>> begin DATA EXCERPTS

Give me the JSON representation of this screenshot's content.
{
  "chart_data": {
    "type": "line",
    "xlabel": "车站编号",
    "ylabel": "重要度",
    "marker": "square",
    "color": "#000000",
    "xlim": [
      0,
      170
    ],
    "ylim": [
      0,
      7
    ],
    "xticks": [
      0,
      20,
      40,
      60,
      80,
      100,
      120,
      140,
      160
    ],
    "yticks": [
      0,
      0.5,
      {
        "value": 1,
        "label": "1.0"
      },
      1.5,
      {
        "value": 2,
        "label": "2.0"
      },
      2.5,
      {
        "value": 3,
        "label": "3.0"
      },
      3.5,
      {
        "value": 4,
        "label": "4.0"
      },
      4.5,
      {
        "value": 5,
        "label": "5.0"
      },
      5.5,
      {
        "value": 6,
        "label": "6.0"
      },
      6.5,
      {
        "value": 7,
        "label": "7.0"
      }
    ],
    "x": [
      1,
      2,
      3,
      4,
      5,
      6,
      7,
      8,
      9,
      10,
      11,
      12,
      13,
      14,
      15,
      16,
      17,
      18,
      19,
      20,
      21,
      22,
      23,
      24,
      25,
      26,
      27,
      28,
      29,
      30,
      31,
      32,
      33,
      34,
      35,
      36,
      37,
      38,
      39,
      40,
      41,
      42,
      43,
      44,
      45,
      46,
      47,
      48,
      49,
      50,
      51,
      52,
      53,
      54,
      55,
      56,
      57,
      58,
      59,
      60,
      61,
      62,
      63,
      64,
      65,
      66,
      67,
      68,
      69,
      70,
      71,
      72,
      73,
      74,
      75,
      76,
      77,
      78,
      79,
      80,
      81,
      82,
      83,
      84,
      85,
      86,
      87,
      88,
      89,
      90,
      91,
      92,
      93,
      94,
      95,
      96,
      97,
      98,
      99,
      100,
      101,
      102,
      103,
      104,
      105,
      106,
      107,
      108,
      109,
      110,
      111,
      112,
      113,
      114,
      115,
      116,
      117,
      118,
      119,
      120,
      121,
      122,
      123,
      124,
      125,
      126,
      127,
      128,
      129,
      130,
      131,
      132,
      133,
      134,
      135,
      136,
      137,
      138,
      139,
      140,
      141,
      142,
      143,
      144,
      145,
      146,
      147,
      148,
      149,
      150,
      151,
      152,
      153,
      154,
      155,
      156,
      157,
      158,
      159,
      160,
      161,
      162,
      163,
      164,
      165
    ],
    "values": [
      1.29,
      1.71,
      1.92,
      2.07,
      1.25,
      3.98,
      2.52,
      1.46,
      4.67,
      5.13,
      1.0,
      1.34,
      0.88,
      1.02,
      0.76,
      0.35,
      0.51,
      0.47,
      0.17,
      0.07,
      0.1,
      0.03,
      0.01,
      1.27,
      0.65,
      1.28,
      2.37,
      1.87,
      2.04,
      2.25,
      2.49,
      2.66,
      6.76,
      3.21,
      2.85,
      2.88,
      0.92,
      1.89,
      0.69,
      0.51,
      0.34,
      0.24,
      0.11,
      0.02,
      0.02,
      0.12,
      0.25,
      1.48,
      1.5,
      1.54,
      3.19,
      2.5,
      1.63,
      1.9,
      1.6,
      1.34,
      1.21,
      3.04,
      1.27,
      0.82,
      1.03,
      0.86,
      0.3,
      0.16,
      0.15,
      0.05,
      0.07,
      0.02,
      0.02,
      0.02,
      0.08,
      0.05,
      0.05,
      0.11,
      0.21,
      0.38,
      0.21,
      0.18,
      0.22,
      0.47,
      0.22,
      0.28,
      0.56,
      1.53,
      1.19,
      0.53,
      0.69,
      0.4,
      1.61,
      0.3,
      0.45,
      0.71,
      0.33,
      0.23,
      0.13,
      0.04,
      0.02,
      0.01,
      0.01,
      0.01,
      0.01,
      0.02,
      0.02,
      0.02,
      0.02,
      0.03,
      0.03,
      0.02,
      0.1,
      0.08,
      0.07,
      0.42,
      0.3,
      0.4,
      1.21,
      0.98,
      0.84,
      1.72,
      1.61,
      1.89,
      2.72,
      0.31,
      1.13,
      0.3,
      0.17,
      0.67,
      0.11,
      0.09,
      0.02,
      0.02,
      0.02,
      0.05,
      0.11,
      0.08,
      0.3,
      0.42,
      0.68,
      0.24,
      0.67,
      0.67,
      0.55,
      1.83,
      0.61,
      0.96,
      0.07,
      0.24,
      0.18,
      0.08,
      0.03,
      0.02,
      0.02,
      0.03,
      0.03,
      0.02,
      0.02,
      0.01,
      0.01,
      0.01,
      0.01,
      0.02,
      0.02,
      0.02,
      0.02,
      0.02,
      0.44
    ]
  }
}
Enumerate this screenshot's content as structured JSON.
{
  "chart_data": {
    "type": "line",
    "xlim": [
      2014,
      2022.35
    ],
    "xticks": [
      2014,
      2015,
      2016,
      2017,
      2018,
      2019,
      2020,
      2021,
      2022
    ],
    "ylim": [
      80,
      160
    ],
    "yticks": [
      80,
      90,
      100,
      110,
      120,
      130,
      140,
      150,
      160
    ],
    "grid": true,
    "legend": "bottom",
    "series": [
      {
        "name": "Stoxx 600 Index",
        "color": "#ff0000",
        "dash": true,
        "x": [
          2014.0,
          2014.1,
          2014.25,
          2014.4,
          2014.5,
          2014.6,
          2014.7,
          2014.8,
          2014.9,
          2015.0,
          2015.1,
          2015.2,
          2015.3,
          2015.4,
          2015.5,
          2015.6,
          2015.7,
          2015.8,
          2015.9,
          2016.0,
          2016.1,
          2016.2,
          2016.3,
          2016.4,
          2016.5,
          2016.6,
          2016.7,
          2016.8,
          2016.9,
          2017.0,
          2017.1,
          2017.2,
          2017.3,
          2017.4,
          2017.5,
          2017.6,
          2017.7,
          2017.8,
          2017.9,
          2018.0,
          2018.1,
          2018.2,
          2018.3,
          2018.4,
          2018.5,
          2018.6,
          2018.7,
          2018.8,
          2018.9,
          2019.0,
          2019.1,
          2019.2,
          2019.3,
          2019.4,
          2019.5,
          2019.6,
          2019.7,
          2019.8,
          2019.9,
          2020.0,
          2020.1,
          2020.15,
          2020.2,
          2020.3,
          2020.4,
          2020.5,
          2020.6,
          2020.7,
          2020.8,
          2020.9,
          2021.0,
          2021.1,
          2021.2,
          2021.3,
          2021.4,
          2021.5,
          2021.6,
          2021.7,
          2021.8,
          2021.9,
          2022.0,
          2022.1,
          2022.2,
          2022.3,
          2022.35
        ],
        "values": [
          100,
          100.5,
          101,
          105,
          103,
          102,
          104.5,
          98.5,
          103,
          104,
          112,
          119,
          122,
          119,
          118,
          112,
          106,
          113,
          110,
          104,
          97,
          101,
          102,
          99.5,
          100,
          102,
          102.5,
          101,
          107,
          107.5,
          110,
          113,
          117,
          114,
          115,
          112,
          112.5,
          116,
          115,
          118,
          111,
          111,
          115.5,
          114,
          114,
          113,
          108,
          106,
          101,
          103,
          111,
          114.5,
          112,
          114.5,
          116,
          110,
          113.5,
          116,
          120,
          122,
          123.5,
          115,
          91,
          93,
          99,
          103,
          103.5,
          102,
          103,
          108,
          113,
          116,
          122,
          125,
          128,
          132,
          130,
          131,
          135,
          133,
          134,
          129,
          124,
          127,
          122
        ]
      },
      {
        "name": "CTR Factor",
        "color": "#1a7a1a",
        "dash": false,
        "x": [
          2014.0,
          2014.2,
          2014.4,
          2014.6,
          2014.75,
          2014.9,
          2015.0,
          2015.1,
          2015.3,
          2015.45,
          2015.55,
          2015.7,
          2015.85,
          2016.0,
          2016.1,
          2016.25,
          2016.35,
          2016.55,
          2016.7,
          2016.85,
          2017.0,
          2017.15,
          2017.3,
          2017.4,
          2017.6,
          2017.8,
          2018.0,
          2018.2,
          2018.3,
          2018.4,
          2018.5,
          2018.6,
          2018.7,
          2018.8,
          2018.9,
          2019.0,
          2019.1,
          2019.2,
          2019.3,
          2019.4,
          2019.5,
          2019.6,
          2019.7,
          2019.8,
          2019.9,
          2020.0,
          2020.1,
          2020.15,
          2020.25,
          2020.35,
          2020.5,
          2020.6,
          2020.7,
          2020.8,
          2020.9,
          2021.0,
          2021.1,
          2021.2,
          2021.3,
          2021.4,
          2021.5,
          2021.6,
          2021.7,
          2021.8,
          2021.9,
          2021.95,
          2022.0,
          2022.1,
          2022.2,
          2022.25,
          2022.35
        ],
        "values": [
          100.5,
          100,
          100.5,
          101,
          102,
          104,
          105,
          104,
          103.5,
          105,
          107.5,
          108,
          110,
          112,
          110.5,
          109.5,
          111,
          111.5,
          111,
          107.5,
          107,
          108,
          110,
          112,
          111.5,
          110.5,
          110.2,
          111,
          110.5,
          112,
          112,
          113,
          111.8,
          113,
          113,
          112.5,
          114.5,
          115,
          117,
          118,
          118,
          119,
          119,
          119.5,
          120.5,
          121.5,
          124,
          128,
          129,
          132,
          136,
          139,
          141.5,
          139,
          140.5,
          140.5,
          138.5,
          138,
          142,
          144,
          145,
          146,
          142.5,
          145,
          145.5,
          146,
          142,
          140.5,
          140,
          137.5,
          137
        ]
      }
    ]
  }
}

>> end DATA EXCERPTS

A line counts if it holds the word "content". Work out how many lines in the listing count, and give only that number.

● **ANSWER TO THIS PROBLEM**: 2